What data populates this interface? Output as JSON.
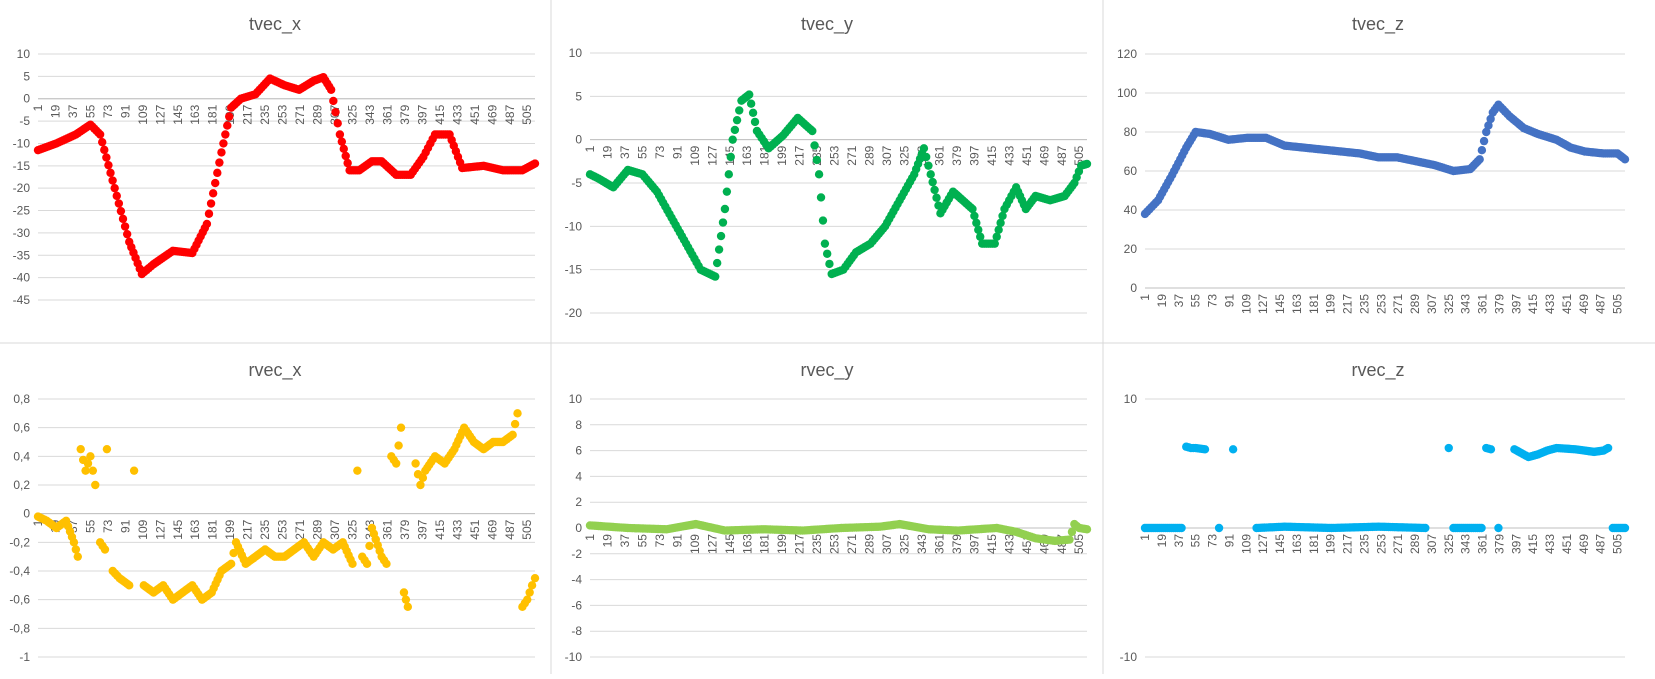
{
  "chart_data": [
    {
      "type": "scatter",
      "title": "tvec_x",
      "ylim": [
        -45,
        10
      ],
      "yticks": [
        "10",
        "5",
        "0",
        "-5",
        "-10",
        "-15",
        "-20",
        "-25",
        "-30",
        "-35",
        "-40",
        "-45"
      ],
      "xticks": [
        "1",
        "19",
        "37",
        "55",
        "73",
        "91",
        "109",
        "127",
        "145",
        "163",
        "181",
        "199",
        "217",
        "235",
        "253",
        "271",
        "289",
        "307",
        "325",
        "343",
        "361",
        "379",
        "397",
        "415",
        "433",
        "451",
        "469",
        "487",
        "505"
      ],
      "xrange": [
        1,
        513
      ],
      "x_axis_at": 0,
      "color": "#ff0000",
      "grid": true,
      "legend": "none",
      "points": [
        [
          1,
          -11.5
        ],
        [
          20,
          -10
        ],
        [
          40,
          -8
        ],
        [
          55,
          -5.8
        ],
        [
          65,
          -8
        ],
        [
          80,
          -20
        ],
        [
          95,
          -32
        ],
        [
          108,
          -39.2
        ],
        [
          120,
          -37
        ],
        [
          140,
          -34
        ],
        [
          160,
          -34.5
        ],
        [
          175,
          -28
        ],
        [
          190,
          -12
        ],
        [
          200,
          -2
        ],
        [
          210,
          0
        ],
        [
          225,
          1
        ],
        [
          240,
          4.5
        ],
        [
          255,
          3
        ],
        [
          270,
          2
        ],
        [
          285,
          4
        ],
        [
          295,
          4.8
        ],
        [
          303,
          2
        ],
        [
          312,
          -8
        ],
        [
          322,
          -16
        ],
        [
          332,
          -16
        ],
        [
          345,
          -14
        ],
        [
          355,
          -14
        ],
        [
          370,
          -17
        ],
        [
          385,
          -17
        ],
        [
          398,
          -13
        ],
        [
          410,
          -8
        ],
        [
          425,
          -8
        ],
        [
          438,
          -15.5
        ],
        [
          460,
          -15
        ],
        [
          480,
          -16
        ],
        [
          500,
          -16
        ],
        [
          513,
          -14.5
        ]
      ]
    },
    {
      "type": "scatter",
      "title": "tvec_y",
      "ylim": [
        -20,
        10
      ],
      "yticks": [
        "10",
        "5",
        "0",
        "-5",
        "-10",
        "-15",
        "-20"
      ],
      "xticks": [
        "1",
        "19",
        "37",
        "55",
        "73",
        "91",
        "109",
        "127",
        "145",
        "163",
        "181",
        "199",
        "217",
        "235",
        "253",
        "271",
        "289",
        "307",
        "325",
        "343",
        "361",
        "379",
        "397",
        "415",
        "433",
        "451",
        "469",
        "487",
        "505"
      ],
      "xrange": [
        1,
        513
      ],
      "x_axis_at": 0,
      "color": "#00b050",
      "grid": true,
      "legend": "none",
      "points": [
        [
          1,
          -4
        ],
        [
          10,
          -4.5
        ],
        [
          25,
          -5.5
        ],
        [
          40,
          -3.5
        ],
        [
          55,
          -4
        ],
        [
          70,
          -6
        ],
        [
          85,
          -9
        ],
        [
          100,
          -12
        ],
        [
          115,
          -15
        ],
        [
          130,
          -15.8
        ],
        [
          140,
          -8
        ],
        [
          148,
          0
        ],
        [
          157,
          4.5
        ],
        [
          165,
          5.2
        ],
        [
          173,
          1
        ],
        [
          185,
          -1
        ],
        [
          200,
          0.5
        ],
        [
          215,
          2.5
        ],
        [
          230,
          1
        ],
        [
          237,
          -4
        ],
        [
          243,
          -12
        ],
        [
          250,
          -15.5
        ],
        [
          262,
          -15
        ],
        [
          275,
          -13
        ],
        [
          290,
          -12
        ],
        [
          305,
          -10
        ],
        [
          320,
          -7
        ],
        [
          335,
          -4
        ],
        [
          345,
          -1
        ],
        [
          352,
          -4
        ],
        [
          362,
          -8.5
        ],
        [
          375,
          -6
        ],
        [
          385,
          -7
        ],
        [
          395,
          -8
        ],
        [
          405,
          -12
        ],
        [
          418,
          -12
        ],
        [
          428,
          -8
        ],
        [
          440,
          -5.5
        ],
        [
          450,
          -8
        ],
        [
          460,
          -6.5
        ],
        [
          475,
          -7
        ],
        [
          490,
          -6.5
        ],
        [
          500,
          -5
        ],
        [
          507,
          -3
        ],
        [
          513,
          -2.8
        ]
      ]
    },
    {
      "type": "scatter",
      "title": "tvec_z",
      "ylim": [
        0,
        120
      ],
      "yticks": [
        "120",
        "100",
        "80",
        "60",
        "40",
        "20",
        "0"
      ],
      "xticks": [
        "1",
        "19",
        "37",
        "55",
        "73",
        "91",
        "109",
        "127",
        "145",
        "163",
        "181",
        "199",
        "217",
        "235",
        "253",
        "271",
        "289",
        "307",
        "325",
        "343",
        "361",
        "379",
        "397",
        "415",
        "433",
        "451",
        "469",
        "487",
        "505"
      ],
      "xrange": [
        1,
        513
      ],
      "x_axis_at": 0,
      "color": "#4472c4",
      "grid": true,
      "legend": "none",
      "points": [
        [
          1,
          38
        ],
        [
          15,
          45
        ],
        [
          30,
          58
        ],
        [
          45,
          72
        ],
        [
          55,
          80
        ],
        [
          70,
          79
        ],
        [
          90,
          76
        ],
        [
          110,
          77
        ],
        [
          130,
          77
        ],
        [
          150,
          73
        ],
        [
          170,
          72
        ],
        [
          190,
          71
        ],
        [
          210,
          70
        ],
        [
          230,
          69
        ],
        [
          250,
          67
        ],
        [
          270,
          67
        ],
        [
          290,
          65
        ],
        [
          310,
          63
        ],
        [
          330,
          60
        ],
        [
          348,
          61
        ],
        [
          358,
          66
        ],
        [
          365,
          80
        ],
        [
          372,
          90
        ],
        [
          378,
          94
        ],
        [
          390,
          88
        ],
        [
          405,
          82
        ],
        [
          420,
          79
        ],
        [
          440,
          76
        ],
        [
          455,
          72
        ],
        [
          470,
          70
        ],
        [
          490,
          69
        ],
        [
          505,
          69
        ],
        [
          513,
          66
        ]
      ]
    },
    {
      "type": "scatter",
      "title": "rvec_x",
      "ylim": [
        -1,
        0.8
      ],
      "yticks": [
        "0,8",
        "0,6",
        "0,4",
        "0,2",
        "0",
        "-0,2",
        "-0,4",
        "-0,6",
        "-0,8",
        "-1"
      ],
      "xticks": [
        "1",
        "19",
        "37",
        "55",
        "73",
        "91",
        "109",
        "127",
        "145",
        "163",
        "181",
        "199",
        "217",
        "235",
        "253",
        "271",
        "289",
        "307",
        "325",
        "343",
        "361",
        "379",
        "397",
        "415",
        "433",
        "451",
        "469",
        "487",
        "505"
      ],
      "xrange": [
        1,
        513
      ],
      "x_axis_at": 0,
      "color": "#ffc000",
      "grid": true,
      "legend": "none",
      "points": [
        [
          1,
          -0.02
        ],
        [
          10,
          -0.05
        ],
        [
          20,
          -0.1
        ],
        [
          30,
          -0.05
        ],
        [
          38,
          -0.2
        ],
        [
          42,
          -0.3
        ],
        [
          45,
          0.45
        ],
        [
          50,
          0.3
        ],
        [
          55,
          0.4
        ],
        [
          60,
          0.2
        ],
        [
          65,
          -0.2
        ],
        [
          70,
          -0.25
        ],
        [
          72,
          0.45
        ],
        [
          78,
          -0.4
        ],
        [
          85,
          -0.45
        ],
        [
          95,
          -0.5
        ],
        [
          100,
          0.3
        ],
        [
          110,
          -0.5
        ],
        [
          120,
          -0.55
        ],
        [
          130,
          -0.5
        ],
        [
          140,
          -0.6
        ],
        [
          150,
          -0.55
        ],
        [
          160,
          -0.5
        ],
        [
          170,
          -0.6
        ],
        [
          180,
          -0.55
        ],
        [
          190,
          -0.4
        ],
        [
          200,
          -0.35
        ],
        [
          205,
          -0.2
        ],
        [
          215,
          -0.35
        ],
        [
          225,
          -0.3
        ],
        [
          235,
          -0.25
        ],
        [
          245,
          -0.3
        ],
        [
          255,
          -0.3
        ],
        [
          265,
          -0.25
        ],
        [
          275,
          -0.2
        ],
        [
          285,
          -0.3
        ],
        [
          295,
          -0.2
        ],
        [
          305,
          -0.25
        ],
        [
          315,
          -0.2
        ],
        [
          325,
          -0.35
        ],
        [
          330,
          0.3
        ],
        [
          335,
          -0.3
        ],
        [
          340,
          -0.35
        ],
        [
          345,
          -0.1
        ],
        [
          355,
          -0.3
        ],
        [
          360,
          -0.35
        ],
        [
          365,
          0.4
        ],
        [
          370,
          0.35
        ],
        [
          375,
          0.6
        ],
        [
          378,
          -0.55
        ],
        [
          382,
          -0.65
        ],
        [
          390,
          0.35
        ],
        [
          395,
          0.2
        ],
        [
          400,
          0.3
        ],
        [
          410,
          0.4
        ],
        [
          420,
          0.35
        ],
        [
          430,
          0.45
        ],
        [
          440,
          0.6
        ],
        [
          450,
          0.5
        ],
        [
          460,
          0.45
        ],
        [
          470,
          0.5
        ],
        [
          480,
          0.5
        ],
        [
          490,
          0.55
        ],
        [
          495,
          0.7
        ],
        [
          500,
          -0.65
        ],
        [
          505,
          -0.6
        ],
        [
          510,
          -0.5
        ],
        [
          513,
          -0.45
        ]
      ]
    },
    {
      "type": "scatter",
      "title": "rvec_y",
      "ylim": [
        -10,
        10
      ],
      "yticks": [
        "10",
        "8",
        "6",
        "4",
        "2",
        "0",
        "-2",
        "-4",
        "-6",
        "-8",
        "-10"
      ],
      "xticks": [
        "1",
        "19",
        "37",
        "55",
        "73",
        "91",
        "109",
        "127",
        "145",
        "163",
        "181",
        "199",
        "217",
        "235",
        "253",
        "271",
        "289",
        "307",
        "325",
        "343",
        "361",
        "379",
        "397",
        "415",
        "433",
        "451",
        "469",
        "487",
        "505"
      ],
      "xrange": [
        1,
        513
      ],
      "x_axis_at": 0,
      "color": "#92d050",
      "grid": true,
      "legend": "none",
      "points": [
        [
          1,
          0.2
        ],
        [
          40,
          0
        ],
        [
          80,
          -0.1
        ],
        [
          110,
          0.3
        ],
        [
          140,
          -0.2
        ],
        [
          180,
          -0.1
        ],
        [
          220,
          -0.2
        ],
        [
          260,
          0
        ],
        [
          300,
          0.1
        ],
        [
          320,
          0.3
        ],
        [
          350,
          -0.1
        ],
        [
          380,
          -0.2
        ],
        [
          420,
          0
        ],
        [
          440,
          -0.3
        ],
        [
          460,
          -0.8
        ],
        [
          480,
          -1
        ],
        [
          495,
          -0.9
        ],
        [
          500,
          0.3
        ],
        [
          505,
          0
        ],
        [
          513,
          -0.1
        ]
      ]
    },
    {
      "type": "scatter",
      "title": "rvec_z",
      "ylim": [
        -10,
        10
      ],
      "yticks": [
        "10",
        "-10"
      ],
      "xticks": [
        "1",
        "19",
        "37",
        "55",
        "73",
        "91",
        "109",
        "127",
        "145",
        "163",
        "181",
        "199",
        "217",
        "235",
        "253",
        "271",
        "289",
        "307",
        "325",
        "343",
        "361",
        "379",
        "397",
        "415",
        "433",
        "451",
        "469",
        "487",
        "505"
      ],
      "xrange": [
        1,
        513
      ],
      "x_axis_at": 0,
      "color": "#00b0f0",
      "grid": true,
      "legend": "none",
      "points": [
        [
          1,
          0
        ],
        [
          40,
          0
        ],
        [
          45,
          6.3
        ],
        [
          50,
          6.2
        ],
        [
          55,
          6.2
        ],
        [
          65,
          6.1
        ],
        [
          80,
          0
        ],
        [
          95,
          6.1
        ],
        [
          120,
          0
        ],
        [
          150,
          0.1
        ],
        [
          200,
          0
        ],
        [
          250,
          0.1
        ],
        [
          300,
          0
        ],
        [
          325,
          6.2
        ],
        [
          330,
          0
        ],
        [
          360,
          0
        ],
        [
          365,
          6.2
        ],
        [
          370,
          6.1
        ],
        [
          378,
          0
        ],
        [
          395,
          6.1
        ],
        [
          405,
          5.7
        ],
        [
          410,
          5.5
        ],
        [
          420,
          5.7
        ],
        [
          430,
          6.0
        ],
        [
          440,
          6.2
        ],
        [
          460,
          6.1
        ],
        [
          470,
          6
        ],
        [
          480,
          5.9
        ],
        [
          490,
          6
        ],
        [
          495,
          6.2
        ],
        [
          500,
          0
        ],
        [
          513,
          0
        ]
      ]
    }
  ]
}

┄┄┄┄┄┄┄┄┄┄┄┄┄┄┄┄┄┄┄┄

[WHAT YOU HAVE TO DO]
Pull out the lines above in which the word "color" appears.

[RESULT OF THE TASK]
      "color": "#ff0000",
      "color": "#00b050",
      "color": "#4472c4",
      "color": "#ffc000",
      "color": "#92d050",
      "color": "#00b0f0",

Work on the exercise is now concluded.